▶ Aim of the task:
Below is a listing; write it out exactly and drop any images from it.
**** Material provided
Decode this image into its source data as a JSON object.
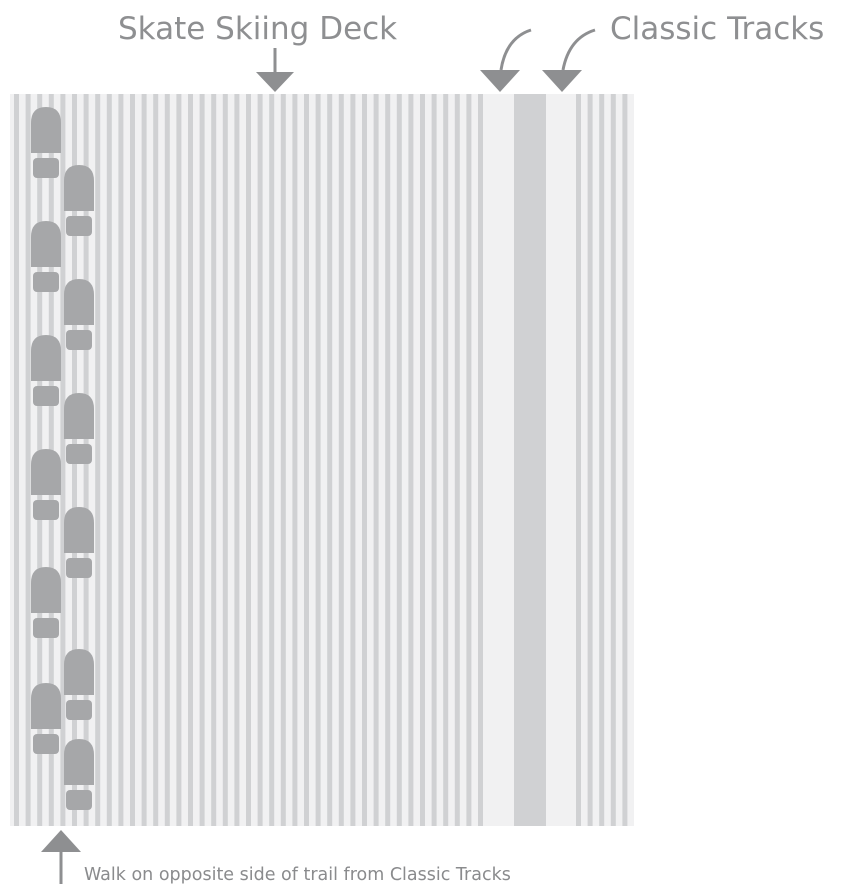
{
  "labels": {
    "skate_deck": "Skate Skiing Deck",
    "classic_tracks": "Classic Tracks",
    "walk_note": "Walk on opposite side of trail from Classic Tracks"
  },
  "colors": {
    "background": "#ffffff",
    "trail_base": "#f1f1f2",
    "groove_stripe": "#d0d1d3",
    "classic_track": "#d0d1d3",
    "footprint": "#a6a7a9",
    "arrow": "#8e8f91",
    "text": "#8e8f91"
  },
  "icons": {
    "footprint": "boot-print-icon",
    "pointer": "arrow-down-icon",
    "pointer_up": "arrow-up-icon"
  }
}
********
▶ Problem solution:
Decode this image into its source data as a JSON object.
{
  "labels": {
    "skate_deck": "Skate Skiing Deck",
    "classic_tracks": "Classic Tracks",
    "walk_note": "Walk on opposite side of trail from Classic Tracks"
  },
  "colors": {
    "background": "#ffffff",
    "trail_base": "#f1f1f2",
    "groove_stripe": "#d0d1d3",
    "classic_track": "#d0d1d3",
    "footprint": "#a6a7a9",
    "arrow": "#8e8f91",
    "text": "#8e8f91"
  },
  "icons": {
    "footprint": "boot-print-icon",
    "pointer": "arrow-down-icon",
    "pointer_up": "arrow-up-icon"
  }
}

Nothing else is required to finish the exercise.